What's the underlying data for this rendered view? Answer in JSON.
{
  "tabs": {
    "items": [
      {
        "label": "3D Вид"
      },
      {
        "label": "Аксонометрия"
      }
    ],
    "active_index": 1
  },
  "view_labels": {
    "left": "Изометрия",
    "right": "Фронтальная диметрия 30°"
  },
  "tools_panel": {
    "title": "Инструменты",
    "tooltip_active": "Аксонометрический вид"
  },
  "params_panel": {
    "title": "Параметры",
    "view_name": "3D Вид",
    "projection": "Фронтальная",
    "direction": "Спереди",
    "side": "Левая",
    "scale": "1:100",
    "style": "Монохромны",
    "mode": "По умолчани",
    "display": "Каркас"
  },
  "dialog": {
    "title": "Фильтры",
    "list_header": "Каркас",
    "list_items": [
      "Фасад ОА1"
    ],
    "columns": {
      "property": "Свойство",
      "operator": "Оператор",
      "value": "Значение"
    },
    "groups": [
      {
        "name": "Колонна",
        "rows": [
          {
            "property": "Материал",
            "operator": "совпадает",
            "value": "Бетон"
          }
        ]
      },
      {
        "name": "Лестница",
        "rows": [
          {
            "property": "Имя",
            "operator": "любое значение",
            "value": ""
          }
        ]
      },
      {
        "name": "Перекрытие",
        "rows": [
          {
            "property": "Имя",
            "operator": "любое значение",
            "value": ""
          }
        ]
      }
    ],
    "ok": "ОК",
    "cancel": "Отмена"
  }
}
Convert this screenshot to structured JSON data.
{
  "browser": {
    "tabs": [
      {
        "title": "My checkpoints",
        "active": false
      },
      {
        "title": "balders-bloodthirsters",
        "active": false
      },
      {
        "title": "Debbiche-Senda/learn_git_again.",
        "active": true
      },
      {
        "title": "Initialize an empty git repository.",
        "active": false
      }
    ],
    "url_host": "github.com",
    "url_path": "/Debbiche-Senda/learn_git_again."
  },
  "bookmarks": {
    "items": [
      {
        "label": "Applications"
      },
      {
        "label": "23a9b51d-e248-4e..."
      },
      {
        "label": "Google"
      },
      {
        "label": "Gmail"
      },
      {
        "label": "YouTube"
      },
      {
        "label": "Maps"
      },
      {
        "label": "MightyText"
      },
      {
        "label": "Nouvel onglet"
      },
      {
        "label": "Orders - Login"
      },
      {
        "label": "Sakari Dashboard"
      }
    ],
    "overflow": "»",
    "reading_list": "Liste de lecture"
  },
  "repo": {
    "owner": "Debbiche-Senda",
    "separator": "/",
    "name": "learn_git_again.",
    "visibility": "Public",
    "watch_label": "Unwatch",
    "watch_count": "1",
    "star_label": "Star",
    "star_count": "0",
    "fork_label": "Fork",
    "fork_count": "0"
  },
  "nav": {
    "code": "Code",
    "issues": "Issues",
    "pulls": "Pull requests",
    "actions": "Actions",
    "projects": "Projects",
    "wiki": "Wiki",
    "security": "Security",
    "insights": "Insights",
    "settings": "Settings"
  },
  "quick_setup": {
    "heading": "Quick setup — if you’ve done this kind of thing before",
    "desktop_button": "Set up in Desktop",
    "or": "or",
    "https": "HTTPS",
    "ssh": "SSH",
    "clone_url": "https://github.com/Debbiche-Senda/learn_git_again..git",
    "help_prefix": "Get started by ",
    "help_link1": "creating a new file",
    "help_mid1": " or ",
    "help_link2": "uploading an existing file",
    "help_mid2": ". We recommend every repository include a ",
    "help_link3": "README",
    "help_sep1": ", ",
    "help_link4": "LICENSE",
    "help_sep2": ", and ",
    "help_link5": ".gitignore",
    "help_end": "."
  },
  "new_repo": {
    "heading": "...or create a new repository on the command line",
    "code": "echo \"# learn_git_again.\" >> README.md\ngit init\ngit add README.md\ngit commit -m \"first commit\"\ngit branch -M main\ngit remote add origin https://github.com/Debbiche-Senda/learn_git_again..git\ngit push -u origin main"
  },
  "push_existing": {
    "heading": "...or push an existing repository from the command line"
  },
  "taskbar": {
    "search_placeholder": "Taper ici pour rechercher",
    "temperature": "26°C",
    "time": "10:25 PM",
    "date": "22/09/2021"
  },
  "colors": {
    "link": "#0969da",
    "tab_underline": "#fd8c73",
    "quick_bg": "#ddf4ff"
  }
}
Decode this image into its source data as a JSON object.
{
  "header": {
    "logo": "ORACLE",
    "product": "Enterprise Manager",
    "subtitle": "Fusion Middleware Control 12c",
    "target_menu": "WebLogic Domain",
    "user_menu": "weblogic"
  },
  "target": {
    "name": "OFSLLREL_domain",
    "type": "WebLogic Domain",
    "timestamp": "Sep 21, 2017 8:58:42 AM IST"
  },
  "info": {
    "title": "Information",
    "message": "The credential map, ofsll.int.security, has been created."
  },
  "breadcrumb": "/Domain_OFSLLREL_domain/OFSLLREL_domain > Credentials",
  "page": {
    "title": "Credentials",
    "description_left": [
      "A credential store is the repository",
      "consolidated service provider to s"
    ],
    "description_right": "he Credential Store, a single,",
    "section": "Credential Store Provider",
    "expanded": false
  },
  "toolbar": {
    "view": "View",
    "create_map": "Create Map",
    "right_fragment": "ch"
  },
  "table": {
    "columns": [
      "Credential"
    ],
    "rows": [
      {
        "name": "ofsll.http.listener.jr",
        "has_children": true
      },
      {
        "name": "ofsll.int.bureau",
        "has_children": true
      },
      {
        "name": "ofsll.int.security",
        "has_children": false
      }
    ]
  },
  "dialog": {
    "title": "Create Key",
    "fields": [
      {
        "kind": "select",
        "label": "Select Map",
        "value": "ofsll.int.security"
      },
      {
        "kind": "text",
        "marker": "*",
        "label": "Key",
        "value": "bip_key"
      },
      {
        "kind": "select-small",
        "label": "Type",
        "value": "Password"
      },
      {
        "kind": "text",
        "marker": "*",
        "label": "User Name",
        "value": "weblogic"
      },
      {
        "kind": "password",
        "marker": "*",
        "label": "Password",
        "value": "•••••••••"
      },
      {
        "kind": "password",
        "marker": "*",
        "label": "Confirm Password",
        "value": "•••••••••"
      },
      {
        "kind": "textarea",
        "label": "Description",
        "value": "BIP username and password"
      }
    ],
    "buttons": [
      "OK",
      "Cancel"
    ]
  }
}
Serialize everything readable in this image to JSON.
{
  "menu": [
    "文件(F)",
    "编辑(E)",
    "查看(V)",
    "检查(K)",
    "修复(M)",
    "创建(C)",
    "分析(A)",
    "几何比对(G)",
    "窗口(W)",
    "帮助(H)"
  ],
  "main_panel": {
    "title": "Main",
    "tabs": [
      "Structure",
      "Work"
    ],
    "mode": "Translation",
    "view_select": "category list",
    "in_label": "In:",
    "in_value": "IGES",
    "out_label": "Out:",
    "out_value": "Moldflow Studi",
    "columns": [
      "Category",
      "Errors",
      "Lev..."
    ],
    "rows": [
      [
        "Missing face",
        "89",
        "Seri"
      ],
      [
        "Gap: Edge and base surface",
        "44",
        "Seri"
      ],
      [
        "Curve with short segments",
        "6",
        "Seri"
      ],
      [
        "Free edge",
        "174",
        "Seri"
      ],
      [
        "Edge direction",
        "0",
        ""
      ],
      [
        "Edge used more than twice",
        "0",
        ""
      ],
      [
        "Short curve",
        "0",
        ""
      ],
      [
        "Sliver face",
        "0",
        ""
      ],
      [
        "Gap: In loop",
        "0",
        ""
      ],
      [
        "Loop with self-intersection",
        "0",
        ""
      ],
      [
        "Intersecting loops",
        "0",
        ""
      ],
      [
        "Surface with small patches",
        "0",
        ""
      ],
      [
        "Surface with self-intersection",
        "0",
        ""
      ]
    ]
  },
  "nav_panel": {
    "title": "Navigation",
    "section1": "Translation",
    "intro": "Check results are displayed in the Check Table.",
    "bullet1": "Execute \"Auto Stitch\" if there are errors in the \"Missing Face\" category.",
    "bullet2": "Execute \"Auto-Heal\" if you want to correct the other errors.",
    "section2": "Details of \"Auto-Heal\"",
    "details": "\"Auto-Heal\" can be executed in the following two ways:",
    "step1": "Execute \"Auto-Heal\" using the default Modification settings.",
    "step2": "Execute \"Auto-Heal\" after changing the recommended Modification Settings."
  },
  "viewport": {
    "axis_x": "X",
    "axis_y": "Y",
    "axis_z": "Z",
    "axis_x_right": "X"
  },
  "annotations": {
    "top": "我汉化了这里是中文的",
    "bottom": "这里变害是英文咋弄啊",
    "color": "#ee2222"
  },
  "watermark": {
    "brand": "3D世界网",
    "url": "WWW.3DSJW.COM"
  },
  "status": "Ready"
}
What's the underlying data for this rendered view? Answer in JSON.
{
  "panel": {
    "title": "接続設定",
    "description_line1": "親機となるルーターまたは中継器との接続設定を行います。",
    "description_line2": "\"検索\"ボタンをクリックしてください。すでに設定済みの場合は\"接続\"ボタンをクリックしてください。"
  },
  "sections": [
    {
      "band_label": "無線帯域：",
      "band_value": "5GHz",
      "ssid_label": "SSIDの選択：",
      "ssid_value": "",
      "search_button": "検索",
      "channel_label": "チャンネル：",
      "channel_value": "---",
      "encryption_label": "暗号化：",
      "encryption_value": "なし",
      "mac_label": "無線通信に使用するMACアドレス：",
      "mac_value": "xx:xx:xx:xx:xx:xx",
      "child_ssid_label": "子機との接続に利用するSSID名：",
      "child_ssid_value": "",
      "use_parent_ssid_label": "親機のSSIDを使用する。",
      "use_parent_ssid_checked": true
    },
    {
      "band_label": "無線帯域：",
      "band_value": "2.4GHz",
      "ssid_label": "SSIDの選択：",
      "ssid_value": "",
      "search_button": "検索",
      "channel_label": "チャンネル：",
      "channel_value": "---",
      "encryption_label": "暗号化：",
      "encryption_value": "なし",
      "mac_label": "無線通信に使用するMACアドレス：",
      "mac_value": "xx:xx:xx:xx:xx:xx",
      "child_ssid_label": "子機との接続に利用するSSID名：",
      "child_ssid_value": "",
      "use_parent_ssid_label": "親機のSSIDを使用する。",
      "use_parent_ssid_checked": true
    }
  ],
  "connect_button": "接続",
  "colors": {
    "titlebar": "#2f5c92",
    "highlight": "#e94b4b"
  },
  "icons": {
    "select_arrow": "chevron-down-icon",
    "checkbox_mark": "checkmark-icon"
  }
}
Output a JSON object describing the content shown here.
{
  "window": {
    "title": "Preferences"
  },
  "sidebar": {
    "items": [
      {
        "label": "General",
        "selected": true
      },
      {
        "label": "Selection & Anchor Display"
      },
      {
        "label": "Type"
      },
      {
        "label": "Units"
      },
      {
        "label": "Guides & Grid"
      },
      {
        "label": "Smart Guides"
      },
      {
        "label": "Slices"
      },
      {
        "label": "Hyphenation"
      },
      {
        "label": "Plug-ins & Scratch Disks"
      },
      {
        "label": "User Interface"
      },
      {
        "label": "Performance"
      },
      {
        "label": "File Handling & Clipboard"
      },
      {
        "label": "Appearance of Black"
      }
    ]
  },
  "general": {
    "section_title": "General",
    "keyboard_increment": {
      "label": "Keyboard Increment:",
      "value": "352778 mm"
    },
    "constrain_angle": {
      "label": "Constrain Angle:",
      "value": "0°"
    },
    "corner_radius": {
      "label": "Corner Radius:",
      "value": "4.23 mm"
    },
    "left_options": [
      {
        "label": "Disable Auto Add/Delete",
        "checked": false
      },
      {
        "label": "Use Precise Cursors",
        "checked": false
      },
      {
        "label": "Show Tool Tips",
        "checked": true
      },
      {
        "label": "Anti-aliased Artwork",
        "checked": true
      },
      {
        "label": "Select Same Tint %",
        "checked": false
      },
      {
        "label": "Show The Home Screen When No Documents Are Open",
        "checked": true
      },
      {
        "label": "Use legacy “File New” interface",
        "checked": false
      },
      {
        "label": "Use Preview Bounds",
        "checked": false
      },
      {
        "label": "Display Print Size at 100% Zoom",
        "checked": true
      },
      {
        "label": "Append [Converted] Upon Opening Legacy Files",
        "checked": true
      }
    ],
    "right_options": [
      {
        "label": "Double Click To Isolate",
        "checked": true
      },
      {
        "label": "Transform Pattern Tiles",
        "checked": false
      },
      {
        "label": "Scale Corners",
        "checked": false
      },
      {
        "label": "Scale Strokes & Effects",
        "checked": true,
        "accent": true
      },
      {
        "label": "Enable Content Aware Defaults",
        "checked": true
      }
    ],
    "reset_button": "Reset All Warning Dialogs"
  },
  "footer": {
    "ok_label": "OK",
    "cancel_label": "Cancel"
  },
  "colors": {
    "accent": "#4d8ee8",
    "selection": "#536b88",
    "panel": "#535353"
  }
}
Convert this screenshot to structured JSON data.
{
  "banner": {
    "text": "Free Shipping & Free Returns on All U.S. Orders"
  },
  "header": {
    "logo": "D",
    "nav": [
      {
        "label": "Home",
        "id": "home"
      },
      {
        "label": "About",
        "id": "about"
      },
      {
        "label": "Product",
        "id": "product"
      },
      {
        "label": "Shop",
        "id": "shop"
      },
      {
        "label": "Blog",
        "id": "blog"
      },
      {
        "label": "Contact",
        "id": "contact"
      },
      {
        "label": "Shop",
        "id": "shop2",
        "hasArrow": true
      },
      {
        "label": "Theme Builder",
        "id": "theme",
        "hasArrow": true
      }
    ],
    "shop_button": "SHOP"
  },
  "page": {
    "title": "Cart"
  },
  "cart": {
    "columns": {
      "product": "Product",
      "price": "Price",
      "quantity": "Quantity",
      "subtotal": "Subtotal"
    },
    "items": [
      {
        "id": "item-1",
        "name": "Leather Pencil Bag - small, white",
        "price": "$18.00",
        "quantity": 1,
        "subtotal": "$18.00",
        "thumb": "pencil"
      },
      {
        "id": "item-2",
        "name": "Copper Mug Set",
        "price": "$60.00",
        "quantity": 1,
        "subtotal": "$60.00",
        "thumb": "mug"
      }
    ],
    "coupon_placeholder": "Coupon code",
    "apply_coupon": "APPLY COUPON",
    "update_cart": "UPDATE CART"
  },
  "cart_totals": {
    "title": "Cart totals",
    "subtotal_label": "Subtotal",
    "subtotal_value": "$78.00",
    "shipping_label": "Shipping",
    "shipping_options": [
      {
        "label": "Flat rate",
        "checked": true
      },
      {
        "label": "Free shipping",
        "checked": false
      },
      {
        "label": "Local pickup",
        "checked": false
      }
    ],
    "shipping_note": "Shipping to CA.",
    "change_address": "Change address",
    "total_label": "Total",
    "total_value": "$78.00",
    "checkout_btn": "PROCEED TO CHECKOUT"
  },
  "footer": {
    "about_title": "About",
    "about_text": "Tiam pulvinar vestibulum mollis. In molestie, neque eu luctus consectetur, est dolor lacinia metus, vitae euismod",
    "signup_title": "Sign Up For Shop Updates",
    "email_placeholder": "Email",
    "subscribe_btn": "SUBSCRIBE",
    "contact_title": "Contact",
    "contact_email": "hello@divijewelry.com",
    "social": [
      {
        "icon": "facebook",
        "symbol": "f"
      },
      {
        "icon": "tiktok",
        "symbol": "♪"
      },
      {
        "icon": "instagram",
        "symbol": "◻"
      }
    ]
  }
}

┄┄┄┄┄┄

• [PROBLEM TO SOLVE]: Select and copy every line from the records that includes the word "README".

• [REPLY TO THE TASK]:
    "help_link3": "README",
    "code": "echo \"# learn_git_again.\" >> README.md\ngit init\ngit add README.md\ngit commit -m \"first commit\"\ngit branch -M main\ngit remote add origin https://github.com/Debbiche-Senda/learn_git_again..git\ngit push -u origin main"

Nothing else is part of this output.